═══ INPUT FOR THIS TASK ═══

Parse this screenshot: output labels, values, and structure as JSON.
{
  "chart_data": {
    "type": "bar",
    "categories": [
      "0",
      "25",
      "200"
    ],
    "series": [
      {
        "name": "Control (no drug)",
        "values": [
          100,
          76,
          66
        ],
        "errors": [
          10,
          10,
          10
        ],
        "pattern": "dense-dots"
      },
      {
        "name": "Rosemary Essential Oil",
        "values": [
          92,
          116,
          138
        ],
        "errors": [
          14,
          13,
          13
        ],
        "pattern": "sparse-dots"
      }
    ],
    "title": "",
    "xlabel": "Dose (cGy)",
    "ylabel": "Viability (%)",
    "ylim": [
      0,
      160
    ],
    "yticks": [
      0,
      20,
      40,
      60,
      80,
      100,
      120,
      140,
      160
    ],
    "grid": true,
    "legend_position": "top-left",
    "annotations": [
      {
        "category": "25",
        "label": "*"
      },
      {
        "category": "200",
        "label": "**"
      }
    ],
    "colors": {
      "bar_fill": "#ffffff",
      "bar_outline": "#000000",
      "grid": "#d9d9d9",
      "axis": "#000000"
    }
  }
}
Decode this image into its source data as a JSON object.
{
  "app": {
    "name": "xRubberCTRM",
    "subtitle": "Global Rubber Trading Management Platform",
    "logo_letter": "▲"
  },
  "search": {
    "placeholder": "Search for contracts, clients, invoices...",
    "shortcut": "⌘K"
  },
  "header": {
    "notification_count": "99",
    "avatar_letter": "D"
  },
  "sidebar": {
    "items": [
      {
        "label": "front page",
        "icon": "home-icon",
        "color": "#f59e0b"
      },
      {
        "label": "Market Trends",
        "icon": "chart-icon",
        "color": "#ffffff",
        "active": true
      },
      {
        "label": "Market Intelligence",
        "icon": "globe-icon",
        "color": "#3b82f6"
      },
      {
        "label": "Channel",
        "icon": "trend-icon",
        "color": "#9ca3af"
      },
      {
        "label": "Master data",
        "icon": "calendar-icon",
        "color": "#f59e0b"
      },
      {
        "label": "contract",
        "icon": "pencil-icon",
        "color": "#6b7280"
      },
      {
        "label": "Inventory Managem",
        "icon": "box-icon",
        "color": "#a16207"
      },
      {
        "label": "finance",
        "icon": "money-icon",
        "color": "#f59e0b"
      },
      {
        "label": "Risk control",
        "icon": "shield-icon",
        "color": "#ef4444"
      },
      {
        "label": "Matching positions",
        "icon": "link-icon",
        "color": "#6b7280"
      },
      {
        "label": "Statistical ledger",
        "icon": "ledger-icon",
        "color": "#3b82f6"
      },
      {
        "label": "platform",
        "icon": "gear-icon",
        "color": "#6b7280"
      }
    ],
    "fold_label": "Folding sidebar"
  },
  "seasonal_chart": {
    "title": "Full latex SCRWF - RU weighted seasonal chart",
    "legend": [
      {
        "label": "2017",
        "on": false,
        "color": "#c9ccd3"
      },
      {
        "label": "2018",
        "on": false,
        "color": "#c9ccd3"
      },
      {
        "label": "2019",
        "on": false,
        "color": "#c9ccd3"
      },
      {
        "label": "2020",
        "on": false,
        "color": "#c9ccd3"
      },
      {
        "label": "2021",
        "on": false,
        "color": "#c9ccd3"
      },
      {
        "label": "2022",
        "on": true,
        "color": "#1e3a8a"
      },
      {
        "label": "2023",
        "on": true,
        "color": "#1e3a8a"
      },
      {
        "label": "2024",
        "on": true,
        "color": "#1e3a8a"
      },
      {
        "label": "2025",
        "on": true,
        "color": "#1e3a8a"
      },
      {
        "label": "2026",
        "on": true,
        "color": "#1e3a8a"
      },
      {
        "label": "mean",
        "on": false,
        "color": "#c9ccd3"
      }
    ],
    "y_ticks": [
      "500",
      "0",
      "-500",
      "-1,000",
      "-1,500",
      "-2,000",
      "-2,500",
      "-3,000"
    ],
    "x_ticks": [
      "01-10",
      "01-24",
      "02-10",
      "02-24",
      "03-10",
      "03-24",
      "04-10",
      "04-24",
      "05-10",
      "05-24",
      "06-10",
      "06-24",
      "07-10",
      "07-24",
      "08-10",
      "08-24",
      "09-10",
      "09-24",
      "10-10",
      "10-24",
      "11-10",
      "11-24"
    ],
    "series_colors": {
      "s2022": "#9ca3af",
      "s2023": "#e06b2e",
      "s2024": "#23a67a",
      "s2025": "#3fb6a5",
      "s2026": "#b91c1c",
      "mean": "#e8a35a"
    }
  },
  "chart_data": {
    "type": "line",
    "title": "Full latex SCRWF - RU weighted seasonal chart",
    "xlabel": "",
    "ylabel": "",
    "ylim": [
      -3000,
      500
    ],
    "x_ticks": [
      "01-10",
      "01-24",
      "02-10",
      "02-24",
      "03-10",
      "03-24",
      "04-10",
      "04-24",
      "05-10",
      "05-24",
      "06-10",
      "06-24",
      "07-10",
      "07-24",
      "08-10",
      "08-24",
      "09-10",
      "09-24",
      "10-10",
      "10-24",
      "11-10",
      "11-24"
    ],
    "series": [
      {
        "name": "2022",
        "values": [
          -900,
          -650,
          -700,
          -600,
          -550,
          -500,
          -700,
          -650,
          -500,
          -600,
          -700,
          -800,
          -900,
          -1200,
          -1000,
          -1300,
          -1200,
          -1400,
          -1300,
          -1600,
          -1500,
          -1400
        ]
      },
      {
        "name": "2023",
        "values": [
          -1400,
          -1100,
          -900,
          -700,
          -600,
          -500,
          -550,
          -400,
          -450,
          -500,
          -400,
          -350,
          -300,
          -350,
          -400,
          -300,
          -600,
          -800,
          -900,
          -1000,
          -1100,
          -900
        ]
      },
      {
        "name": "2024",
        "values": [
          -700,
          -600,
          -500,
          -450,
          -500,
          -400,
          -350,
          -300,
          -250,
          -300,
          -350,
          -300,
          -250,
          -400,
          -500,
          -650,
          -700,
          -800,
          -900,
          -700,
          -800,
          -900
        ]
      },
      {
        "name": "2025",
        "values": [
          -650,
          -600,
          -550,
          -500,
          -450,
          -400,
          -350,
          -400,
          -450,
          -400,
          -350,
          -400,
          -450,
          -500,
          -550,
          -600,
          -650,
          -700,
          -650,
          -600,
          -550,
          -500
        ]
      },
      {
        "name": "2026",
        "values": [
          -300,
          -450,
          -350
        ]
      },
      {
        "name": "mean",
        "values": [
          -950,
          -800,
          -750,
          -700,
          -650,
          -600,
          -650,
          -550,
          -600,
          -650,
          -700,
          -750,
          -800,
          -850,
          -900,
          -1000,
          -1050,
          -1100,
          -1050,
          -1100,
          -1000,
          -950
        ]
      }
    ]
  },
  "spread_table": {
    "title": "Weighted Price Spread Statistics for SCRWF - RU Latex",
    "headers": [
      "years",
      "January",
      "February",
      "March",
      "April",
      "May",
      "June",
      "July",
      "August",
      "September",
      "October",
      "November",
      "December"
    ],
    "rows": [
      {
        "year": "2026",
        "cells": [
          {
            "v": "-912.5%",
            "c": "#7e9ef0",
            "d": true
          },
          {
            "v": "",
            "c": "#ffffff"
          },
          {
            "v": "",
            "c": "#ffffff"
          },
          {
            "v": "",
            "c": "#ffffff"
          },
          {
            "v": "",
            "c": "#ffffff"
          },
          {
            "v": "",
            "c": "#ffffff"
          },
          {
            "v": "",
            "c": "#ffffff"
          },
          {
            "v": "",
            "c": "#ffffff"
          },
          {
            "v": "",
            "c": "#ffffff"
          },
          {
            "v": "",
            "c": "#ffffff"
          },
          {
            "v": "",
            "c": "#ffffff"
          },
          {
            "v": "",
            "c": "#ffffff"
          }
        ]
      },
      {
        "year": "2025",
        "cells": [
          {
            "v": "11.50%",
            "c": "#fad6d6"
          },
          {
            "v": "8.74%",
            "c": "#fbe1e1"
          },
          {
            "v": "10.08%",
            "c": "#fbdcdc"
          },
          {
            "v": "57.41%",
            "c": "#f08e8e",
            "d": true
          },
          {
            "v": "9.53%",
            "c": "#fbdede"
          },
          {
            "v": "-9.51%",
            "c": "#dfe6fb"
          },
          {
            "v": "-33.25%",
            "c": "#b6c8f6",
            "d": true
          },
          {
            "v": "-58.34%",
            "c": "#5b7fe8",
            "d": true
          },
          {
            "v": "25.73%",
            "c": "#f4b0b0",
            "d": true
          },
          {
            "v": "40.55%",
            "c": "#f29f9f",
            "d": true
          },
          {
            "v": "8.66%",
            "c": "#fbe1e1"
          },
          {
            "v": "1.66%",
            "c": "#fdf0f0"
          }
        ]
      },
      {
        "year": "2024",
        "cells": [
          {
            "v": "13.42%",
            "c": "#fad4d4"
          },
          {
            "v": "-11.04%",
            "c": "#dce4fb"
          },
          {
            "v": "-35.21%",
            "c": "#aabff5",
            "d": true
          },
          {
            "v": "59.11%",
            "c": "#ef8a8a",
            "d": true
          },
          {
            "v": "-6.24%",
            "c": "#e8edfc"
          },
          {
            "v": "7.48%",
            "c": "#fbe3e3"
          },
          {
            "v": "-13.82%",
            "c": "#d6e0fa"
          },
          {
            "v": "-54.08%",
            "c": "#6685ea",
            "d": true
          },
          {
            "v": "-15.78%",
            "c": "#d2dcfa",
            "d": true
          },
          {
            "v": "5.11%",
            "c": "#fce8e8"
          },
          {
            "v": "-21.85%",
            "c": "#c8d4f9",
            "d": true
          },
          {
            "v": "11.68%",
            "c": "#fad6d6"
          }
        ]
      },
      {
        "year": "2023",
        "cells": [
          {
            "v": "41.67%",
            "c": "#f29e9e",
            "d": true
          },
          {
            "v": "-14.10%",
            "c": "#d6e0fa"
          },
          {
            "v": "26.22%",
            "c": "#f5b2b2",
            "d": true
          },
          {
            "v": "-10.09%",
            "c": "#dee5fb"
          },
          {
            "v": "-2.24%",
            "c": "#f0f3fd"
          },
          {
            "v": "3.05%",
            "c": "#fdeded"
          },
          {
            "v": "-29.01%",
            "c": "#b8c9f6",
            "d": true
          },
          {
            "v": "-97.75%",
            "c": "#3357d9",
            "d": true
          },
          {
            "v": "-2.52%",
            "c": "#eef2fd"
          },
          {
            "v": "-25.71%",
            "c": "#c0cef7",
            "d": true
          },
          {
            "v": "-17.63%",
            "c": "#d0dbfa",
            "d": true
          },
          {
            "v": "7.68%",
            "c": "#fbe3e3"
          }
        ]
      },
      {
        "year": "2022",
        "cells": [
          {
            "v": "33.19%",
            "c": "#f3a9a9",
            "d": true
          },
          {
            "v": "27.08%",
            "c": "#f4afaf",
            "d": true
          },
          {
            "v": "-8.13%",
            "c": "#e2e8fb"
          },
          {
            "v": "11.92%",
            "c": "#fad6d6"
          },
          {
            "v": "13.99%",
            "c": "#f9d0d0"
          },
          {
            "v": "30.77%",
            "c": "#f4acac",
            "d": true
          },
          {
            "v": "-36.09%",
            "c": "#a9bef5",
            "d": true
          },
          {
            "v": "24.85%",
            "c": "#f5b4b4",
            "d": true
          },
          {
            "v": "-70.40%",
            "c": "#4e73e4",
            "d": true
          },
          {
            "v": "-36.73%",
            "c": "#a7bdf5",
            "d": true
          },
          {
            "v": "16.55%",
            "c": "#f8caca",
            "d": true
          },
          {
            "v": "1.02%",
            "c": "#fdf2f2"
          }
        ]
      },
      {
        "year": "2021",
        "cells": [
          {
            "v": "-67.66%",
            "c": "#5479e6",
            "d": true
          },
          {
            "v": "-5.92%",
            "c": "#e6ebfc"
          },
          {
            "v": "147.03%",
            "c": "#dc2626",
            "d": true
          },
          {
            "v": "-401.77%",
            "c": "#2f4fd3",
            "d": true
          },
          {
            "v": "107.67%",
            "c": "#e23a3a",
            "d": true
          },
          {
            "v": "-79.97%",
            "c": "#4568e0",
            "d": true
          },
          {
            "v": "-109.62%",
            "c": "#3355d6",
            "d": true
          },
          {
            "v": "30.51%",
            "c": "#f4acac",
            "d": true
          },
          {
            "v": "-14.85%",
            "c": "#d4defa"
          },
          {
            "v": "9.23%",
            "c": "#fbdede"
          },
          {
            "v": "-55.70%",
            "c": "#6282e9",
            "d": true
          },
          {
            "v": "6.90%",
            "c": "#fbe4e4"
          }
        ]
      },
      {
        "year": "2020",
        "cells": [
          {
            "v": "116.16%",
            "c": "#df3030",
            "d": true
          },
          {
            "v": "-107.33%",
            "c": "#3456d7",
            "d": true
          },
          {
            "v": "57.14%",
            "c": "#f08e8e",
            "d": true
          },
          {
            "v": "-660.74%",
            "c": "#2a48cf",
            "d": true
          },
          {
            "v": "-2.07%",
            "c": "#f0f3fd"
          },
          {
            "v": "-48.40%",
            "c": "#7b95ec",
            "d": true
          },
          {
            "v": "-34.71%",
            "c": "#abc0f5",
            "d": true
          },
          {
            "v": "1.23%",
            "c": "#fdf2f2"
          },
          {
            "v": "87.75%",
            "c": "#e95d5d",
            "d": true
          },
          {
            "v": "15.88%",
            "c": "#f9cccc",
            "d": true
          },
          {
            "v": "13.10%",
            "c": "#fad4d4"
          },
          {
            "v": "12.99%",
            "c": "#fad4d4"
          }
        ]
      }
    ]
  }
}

═══

State the number of lines in these entries that include the string "ledger". Provide nothing beyond that number.

2